[Stored data]
********************

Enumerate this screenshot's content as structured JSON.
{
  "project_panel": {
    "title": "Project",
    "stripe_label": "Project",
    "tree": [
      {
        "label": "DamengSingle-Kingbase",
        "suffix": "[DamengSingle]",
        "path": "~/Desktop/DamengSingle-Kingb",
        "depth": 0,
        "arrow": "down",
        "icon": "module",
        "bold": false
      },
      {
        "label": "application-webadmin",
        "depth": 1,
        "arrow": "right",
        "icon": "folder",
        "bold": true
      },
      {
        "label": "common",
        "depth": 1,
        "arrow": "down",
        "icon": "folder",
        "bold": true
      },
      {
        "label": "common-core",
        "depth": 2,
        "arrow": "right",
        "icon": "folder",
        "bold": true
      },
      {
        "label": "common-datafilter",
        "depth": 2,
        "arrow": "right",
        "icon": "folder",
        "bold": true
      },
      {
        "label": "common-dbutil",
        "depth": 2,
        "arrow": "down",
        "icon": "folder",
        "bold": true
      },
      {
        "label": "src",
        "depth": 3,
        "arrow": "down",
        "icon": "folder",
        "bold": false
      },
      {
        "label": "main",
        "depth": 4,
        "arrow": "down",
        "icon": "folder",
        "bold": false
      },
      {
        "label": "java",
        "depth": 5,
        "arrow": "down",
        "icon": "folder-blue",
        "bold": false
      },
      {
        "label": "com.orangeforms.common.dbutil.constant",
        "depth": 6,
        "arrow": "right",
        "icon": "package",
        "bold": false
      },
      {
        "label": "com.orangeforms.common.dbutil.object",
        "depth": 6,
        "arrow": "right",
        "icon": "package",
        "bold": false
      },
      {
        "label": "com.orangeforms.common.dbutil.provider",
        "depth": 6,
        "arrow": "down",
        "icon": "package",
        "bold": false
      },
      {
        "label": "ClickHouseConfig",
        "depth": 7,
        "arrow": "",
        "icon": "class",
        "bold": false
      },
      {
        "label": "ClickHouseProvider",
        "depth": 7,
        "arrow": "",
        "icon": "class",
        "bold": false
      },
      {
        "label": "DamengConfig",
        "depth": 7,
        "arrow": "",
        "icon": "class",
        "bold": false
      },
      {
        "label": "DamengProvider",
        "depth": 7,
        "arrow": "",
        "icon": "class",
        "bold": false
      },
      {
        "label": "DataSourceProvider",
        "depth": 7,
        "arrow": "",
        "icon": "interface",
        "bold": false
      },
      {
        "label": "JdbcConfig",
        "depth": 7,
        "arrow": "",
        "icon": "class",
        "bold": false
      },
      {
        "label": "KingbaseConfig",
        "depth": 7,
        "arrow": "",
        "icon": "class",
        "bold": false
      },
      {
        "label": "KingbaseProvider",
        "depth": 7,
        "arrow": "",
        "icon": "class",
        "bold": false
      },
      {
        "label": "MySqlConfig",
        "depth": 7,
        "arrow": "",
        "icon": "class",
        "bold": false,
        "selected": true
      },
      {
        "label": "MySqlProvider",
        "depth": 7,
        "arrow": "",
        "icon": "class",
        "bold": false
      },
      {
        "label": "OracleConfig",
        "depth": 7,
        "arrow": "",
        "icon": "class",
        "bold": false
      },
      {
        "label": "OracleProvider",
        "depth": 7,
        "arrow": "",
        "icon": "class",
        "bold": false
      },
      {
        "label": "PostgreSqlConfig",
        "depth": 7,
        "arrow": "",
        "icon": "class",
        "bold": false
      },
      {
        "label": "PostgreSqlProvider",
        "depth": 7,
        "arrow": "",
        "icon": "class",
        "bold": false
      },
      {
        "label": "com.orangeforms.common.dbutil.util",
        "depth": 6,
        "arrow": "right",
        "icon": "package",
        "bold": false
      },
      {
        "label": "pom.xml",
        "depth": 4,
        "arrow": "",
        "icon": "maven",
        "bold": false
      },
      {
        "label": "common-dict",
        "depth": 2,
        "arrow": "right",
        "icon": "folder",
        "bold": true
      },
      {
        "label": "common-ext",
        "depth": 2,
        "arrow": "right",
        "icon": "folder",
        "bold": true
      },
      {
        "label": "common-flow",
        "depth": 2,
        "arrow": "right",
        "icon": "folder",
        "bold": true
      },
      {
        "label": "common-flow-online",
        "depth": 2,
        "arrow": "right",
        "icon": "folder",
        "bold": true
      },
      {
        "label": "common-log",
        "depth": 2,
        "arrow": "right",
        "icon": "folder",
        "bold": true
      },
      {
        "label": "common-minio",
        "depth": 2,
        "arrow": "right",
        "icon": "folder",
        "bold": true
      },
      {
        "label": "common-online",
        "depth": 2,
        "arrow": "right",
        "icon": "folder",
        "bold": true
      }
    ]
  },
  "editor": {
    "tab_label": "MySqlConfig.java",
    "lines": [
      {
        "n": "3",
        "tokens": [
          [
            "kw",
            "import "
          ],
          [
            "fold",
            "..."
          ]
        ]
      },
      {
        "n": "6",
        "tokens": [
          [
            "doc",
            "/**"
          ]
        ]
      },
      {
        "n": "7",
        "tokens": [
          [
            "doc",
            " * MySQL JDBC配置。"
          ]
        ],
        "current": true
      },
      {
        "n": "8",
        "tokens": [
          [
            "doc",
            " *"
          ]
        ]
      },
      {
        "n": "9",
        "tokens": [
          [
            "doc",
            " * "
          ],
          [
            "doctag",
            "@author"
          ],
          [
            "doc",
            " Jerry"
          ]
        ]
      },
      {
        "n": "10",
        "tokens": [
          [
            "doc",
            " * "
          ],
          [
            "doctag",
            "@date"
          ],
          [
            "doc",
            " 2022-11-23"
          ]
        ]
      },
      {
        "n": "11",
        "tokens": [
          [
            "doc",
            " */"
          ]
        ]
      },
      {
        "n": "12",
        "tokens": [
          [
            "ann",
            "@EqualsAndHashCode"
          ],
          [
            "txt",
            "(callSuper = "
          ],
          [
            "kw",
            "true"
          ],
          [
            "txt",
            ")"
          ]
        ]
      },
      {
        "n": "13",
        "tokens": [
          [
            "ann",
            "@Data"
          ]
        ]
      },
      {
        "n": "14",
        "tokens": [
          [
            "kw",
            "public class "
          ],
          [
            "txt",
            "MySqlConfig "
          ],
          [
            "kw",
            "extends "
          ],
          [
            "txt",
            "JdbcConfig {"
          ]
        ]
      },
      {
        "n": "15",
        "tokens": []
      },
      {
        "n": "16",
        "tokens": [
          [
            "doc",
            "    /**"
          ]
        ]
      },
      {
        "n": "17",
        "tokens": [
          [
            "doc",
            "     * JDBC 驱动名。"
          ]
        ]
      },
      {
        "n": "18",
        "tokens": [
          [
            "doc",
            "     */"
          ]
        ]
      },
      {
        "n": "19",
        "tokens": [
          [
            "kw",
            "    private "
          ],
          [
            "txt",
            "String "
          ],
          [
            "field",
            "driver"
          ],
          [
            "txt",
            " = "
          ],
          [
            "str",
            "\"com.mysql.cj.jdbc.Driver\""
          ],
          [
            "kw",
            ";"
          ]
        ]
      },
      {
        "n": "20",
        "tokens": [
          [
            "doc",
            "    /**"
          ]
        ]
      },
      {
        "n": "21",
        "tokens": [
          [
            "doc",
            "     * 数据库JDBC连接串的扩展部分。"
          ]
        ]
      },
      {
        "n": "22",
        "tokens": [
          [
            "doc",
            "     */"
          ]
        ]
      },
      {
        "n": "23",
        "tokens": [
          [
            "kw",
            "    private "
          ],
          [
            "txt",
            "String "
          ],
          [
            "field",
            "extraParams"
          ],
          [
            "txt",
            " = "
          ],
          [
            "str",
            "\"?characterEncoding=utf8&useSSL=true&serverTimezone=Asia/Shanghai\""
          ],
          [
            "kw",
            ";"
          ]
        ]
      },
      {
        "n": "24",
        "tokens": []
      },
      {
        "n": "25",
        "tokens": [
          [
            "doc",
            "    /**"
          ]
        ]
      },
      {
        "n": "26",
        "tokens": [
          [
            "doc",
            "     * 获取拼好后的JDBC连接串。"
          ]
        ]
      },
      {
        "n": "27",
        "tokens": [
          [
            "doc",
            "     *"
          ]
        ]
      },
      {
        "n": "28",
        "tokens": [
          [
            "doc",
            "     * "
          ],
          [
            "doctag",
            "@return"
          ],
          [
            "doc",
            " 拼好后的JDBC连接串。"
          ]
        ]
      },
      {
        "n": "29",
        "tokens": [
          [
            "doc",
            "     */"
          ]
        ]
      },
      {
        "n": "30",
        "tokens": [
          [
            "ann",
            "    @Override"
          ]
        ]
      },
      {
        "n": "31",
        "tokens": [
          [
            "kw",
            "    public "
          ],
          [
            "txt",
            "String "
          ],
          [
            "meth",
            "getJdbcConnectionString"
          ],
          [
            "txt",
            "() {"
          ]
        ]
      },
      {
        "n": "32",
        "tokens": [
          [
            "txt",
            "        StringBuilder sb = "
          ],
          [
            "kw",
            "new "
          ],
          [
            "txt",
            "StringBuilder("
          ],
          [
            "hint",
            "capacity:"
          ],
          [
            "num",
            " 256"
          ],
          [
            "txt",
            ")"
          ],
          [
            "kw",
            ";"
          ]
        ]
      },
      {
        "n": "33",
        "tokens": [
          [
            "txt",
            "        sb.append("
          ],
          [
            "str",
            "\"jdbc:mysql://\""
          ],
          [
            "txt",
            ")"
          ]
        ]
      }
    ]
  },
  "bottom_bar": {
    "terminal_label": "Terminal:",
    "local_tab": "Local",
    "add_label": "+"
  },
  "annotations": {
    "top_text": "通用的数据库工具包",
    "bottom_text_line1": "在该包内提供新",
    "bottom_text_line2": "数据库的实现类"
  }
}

********************

* [To do] Pick out each line above that includes "flow" and show it.

* [Problem solution]
        "label": "common-flow",
        "label": "common-flow-online",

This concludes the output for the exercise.